**Data excerpts**
-- begin --
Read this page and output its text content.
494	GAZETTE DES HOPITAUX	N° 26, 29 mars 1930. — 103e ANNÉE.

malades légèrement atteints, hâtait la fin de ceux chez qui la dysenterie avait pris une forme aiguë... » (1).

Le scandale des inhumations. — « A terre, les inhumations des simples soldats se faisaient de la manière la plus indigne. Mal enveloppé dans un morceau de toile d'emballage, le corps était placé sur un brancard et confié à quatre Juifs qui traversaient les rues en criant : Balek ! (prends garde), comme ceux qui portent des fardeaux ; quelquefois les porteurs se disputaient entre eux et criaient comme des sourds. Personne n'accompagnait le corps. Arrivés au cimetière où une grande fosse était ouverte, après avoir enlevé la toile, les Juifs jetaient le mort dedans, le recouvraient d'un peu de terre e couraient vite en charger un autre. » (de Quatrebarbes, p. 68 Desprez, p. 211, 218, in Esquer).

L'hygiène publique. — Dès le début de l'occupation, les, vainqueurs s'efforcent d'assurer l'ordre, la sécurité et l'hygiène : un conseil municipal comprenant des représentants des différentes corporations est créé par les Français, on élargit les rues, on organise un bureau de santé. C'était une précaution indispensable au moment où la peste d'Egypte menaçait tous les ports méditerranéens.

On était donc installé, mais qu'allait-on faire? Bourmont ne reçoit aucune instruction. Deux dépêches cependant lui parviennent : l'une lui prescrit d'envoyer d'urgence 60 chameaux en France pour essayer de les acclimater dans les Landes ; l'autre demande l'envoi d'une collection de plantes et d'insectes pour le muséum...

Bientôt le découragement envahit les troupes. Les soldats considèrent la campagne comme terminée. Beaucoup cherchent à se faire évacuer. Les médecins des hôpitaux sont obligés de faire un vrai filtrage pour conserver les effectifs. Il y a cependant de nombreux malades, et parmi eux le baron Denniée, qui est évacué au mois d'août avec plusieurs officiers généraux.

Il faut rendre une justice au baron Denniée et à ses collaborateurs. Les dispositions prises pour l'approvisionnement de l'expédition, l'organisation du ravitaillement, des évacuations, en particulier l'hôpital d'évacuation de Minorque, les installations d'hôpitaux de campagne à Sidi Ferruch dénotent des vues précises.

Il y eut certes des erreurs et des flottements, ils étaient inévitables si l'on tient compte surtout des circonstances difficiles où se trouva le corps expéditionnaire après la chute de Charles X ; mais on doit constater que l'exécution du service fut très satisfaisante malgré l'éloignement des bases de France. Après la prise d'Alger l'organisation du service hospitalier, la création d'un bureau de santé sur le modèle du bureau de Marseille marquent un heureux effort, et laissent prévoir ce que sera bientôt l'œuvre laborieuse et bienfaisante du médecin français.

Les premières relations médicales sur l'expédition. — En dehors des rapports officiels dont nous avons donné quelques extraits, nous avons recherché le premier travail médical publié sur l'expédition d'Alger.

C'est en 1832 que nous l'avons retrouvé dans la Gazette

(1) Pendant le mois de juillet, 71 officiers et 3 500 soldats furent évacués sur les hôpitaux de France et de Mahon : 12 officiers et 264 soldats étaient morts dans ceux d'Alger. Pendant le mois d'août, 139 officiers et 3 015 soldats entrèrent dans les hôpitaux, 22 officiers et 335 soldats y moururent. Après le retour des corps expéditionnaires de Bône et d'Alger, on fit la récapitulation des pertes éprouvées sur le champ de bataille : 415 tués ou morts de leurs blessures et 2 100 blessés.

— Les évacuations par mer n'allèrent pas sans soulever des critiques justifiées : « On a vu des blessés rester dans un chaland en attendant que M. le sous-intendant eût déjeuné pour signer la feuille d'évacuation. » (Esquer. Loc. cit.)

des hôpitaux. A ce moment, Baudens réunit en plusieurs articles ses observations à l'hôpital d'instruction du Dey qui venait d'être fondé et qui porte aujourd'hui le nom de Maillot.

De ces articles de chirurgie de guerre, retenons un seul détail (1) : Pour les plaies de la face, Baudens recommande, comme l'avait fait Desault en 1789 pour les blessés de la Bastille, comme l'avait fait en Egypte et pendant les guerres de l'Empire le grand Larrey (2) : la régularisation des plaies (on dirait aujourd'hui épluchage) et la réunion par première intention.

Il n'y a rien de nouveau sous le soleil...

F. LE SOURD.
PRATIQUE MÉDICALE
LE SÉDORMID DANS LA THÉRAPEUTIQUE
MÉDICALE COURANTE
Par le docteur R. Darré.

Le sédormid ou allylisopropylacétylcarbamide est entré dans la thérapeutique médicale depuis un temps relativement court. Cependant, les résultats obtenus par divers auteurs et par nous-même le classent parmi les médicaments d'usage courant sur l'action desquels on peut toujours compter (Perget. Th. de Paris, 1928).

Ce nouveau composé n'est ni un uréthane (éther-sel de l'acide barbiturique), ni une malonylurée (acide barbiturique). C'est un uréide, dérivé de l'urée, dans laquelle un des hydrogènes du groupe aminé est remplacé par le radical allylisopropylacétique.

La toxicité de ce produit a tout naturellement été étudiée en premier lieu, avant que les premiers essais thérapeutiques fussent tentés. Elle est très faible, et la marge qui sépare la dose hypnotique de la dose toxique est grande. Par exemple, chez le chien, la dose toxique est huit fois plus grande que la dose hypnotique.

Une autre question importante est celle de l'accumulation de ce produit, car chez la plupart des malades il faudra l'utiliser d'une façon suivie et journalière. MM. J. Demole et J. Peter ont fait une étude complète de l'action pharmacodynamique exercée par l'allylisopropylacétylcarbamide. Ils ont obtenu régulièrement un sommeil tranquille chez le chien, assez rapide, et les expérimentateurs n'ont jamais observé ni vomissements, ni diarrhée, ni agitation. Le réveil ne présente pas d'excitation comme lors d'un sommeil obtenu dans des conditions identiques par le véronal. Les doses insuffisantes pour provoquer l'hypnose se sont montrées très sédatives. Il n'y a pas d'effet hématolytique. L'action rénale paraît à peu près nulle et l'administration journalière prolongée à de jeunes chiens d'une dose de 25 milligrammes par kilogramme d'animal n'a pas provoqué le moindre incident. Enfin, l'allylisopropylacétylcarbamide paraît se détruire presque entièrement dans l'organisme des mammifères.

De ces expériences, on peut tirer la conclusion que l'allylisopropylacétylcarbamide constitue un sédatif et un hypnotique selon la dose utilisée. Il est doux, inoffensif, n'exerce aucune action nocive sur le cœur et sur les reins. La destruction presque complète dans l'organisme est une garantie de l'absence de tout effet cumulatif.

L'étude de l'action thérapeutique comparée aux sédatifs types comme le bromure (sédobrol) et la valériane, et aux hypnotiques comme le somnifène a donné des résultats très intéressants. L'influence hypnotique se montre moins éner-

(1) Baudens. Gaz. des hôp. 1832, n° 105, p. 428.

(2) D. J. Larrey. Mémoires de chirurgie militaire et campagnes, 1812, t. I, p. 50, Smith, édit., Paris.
-- end --
**Prompt**
Report all lines of the material that contain the word "nouveau".

**Result for this exercise**
Il n'y a rien de nouveau sous le soleil...
Ce nouveau composé n'est ni un uréthane (éther-sel de l'acide barbiturique), ni une malonylurée (acide barbiturique). C'est un uréide, dérivé de l'urée, dans laquelle un des hydrogènes du groupe aminé est remplacé par le radical allylisopropylacétique.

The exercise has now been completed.